● Task description: Determine the count of lines holding the string "name". Return only the number.

● Exercise data:
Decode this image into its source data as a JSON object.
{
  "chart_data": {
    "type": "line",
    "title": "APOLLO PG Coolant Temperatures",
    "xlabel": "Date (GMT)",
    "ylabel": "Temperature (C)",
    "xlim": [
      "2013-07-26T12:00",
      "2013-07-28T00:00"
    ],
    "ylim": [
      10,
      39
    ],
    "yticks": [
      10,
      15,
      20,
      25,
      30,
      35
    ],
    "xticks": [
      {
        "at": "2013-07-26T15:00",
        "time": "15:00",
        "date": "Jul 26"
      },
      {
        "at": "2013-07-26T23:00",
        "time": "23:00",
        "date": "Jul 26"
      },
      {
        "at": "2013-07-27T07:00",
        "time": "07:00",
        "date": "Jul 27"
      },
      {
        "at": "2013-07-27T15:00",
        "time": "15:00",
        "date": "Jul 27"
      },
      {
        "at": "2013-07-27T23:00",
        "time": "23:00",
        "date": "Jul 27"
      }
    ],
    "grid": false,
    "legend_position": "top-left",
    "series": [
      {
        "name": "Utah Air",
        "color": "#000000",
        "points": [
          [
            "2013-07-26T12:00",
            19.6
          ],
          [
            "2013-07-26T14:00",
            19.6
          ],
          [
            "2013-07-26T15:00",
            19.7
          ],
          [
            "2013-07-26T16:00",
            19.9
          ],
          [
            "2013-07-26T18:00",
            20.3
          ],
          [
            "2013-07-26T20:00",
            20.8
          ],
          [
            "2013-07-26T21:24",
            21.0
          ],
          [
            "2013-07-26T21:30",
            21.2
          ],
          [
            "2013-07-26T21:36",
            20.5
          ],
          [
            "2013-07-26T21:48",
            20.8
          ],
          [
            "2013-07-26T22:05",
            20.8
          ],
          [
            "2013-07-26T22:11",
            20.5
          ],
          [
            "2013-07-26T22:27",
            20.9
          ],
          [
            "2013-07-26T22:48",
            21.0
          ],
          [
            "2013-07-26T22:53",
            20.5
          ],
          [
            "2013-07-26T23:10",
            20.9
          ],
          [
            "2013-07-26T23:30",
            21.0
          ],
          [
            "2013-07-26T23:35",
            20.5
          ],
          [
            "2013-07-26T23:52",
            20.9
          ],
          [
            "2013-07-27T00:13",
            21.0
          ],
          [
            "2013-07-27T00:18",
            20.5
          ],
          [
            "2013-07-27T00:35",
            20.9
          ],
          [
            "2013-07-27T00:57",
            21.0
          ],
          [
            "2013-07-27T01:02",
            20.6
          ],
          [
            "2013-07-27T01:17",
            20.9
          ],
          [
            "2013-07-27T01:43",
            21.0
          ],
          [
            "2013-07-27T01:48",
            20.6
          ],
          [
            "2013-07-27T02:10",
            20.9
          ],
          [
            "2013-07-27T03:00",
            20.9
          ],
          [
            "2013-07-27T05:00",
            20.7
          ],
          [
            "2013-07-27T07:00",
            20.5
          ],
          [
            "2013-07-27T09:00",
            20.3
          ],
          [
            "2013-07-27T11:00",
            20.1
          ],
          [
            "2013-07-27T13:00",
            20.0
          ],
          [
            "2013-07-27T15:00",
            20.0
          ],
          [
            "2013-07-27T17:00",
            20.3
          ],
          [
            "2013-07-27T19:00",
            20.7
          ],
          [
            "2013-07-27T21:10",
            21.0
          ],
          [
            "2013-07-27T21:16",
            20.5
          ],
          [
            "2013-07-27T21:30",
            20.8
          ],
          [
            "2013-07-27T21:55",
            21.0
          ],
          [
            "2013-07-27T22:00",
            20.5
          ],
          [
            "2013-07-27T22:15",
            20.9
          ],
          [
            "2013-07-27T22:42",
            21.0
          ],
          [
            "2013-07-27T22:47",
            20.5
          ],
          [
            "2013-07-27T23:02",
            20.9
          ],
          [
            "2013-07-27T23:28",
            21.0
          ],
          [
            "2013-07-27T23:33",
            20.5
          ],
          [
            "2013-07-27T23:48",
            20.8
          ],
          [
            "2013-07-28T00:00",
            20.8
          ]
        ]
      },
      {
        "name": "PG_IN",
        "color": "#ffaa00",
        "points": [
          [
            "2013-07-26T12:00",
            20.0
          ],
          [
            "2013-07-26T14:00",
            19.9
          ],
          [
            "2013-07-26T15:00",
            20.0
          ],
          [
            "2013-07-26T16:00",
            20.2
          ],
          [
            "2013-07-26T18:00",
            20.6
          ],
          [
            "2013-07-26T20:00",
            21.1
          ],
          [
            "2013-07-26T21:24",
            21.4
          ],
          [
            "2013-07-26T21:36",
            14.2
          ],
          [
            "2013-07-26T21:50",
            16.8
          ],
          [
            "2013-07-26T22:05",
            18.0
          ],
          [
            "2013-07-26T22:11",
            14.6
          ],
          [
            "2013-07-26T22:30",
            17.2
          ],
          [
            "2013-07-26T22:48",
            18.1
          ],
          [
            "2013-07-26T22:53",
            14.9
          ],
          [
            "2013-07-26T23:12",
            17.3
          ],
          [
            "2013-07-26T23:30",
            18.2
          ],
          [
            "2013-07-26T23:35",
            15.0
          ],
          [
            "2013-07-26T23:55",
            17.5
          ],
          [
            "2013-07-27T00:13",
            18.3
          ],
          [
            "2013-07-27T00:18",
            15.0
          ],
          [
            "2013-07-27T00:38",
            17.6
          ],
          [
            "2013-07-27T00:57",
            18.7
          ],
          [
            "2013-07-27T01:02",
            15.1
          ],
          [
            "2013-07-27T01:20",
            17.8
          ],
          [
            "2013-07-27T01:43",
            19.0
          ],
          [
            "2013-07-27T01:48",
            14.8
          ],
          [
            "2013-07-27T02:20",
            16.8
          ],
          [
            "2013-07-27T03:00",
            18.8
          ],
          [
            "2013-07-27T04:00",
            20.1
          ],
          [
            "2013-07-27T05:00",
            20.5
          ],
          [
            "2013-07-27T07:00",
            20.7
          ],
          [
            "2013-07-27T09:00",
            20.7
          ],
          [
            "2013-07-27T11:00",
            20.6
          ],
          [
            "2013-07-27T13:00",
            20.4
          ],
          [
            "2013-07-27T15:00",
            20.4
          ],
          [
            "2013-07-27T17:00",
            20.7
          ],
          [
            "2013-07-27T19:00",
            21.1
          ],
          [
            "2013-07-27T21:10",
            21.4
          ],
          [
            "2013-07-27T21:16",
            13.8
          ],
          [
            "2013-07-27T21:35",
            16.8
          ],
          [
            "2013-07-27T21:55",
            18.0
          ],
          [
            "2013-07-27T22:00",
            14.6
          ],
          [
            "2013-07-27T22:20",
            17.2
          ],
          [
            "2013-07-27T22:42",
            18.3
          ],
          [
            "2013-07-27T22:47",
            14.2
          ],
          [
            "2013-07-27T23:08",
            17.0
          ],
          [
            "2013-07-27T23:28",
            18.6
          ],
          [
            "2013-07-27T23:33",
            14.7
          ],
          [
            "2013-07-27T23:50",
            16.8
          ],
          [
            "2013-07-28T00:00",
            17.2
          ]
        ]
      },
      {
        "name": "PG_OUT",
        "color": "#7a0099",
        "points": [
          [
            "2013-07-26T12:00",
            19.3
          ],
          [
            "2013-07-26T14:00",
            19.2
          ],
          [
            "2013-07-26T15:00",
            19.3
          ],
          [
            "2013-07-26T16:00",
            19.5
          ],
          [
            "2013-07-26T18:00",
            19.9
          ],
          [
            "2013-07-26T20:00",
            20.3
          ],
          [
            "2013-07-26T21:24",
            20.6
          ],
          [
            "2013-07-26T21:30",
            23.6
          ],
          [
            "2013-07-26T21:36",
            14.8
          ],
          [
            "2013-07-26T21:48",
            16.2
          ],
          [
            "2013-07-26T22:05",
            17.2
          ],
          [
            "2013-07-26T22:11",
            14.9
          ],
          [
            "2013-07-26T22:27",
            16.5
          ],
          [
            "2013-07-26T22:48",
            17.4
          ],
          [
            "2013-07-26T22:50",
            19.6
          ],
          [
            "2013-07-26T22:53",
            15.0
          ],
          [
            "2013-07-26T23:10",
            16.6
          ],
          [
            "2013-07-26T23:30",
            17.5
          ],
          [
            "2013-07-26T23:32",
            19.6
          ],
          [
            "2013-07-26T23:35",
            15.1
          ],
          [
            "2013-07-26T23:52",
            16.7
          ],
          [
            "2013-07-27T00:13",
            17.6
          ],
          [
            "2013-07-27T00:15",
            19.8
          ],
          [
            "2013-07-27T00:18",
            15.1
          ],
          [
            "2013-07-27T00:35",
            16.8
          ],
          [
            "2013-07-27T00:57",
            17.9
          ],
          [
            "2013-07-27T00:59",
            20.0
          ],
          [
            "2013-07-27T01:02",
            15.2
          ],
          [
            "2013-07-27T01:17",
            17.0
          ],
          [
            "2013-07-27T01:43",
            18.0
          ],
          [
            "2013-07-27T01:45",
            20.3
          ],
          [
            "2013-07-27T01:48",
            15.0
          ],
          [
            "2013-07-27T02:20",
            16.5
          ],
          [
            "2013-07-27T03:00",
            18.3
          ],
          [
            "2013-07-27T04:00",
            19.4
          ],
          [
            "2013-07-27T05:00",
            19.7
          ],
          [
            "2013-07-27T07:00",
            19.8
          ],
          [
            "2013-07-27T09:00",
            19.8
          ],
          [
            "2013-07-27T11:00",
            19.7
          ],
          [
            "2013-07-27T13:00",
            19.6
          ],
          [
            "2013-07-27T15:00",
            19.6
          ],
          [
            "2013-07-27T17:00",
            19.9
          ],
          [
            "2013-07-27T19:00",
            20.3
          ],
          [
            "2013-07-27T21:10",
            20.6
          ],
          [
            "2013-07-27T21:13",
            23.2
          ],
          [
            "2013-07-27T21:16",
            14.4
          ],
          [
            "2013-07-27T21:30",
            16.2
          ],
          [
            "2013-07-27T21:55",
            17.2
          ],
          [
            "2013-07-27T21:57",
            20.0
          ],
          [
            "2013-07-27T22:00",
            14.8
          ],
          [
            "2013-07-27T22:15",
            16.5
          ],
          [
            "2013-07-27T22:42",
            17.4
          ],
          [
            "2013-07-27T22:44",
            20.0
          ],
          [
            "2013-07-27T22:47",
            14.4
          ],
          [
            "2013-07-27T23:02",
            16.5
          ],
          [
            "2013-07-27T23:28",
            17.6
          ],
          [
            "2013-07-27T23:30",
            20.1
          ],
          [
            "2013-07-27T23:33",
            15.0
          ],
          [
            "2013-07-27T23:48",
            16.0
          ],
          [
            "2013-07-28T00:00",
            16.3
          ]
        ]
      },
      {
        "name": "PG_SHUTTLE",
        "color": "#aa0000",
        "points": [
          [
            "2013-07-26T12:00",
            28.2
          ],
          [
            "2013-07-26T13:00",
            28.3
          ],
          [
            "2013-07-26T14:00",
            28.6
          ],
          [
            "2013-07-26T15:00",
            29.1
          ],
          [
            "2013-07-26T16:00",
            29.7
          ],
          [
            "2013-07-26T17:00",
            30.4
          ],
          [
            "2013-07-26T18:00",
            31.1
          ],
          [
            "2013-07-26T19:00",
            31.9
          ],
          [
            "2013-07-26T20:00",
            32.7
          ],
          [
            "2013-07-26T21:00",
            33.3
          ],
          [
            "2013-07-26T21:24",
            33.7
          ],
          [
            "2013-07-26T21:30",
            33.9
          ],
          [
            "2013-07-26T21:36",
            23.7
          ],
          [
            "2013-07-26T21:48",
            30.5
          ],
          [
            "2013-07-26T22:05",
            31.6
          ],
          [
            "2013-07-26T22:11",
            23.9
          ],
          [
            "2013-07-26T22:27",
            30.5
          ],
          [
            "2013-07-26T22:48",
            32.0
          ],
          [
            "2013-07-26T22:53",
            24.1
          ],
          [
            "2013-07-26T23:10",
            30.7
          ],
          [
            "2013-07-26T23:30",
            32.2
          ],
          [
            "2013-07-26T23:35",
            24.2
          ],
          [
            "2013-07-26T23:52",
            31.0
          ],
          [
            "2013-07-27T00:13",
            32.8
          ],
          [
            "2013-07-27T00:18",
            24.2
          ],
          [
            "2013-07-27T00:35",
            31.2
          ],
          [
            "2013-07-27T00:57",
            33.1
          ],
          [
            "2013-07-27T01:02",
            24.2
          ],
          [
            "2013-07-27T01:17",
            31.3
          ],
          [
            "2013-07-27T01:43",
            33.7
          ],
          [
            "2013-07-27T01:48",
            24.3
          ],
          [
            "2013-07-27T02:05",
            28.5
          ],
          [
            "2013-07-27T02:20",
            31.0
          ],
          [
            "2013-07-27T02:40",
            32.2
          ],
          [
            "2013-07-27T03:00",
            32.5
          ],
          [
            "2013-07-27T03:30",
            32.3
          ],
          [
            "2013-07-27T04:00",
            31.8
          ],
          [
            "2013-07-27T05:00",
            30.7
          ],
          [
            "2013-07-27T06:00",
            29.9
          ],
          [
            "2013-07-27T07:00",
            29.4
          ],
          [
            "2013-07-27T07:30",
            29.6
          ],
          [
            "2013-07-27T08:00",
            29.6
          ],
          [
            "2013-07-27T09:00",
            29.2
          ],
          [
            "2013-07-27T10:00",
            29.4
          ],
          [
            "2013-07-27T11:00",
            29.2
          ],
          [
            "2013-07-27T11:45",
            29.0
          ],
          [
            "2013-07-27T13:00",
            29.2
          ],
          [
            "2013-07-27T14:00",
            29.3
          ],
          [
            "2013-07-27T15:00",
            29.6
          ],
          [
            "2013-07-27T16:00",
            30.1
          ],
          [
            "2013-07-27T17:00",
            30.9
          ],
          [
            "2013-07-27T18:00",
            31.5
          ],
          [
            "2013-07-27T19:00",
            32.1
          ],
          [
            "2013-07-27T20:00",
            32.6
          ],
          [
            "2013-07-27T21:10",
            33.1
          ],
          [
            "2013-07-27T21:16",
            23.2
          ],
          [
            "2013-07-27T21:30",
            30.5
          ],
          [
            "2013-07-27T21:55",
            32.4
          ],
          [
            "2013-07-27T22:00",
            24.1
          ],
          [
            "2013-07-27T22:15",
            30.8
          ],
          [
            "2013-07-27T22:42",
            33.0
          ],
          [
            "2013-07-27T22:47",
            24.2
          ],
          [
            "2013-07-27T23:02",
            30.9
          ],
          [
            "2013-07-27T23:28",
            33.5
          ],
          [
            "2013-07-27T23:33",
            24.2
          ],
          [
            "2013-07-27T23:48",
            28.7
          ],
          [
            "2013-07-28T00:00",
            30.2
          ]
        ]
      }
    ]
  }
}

● Written answer: 4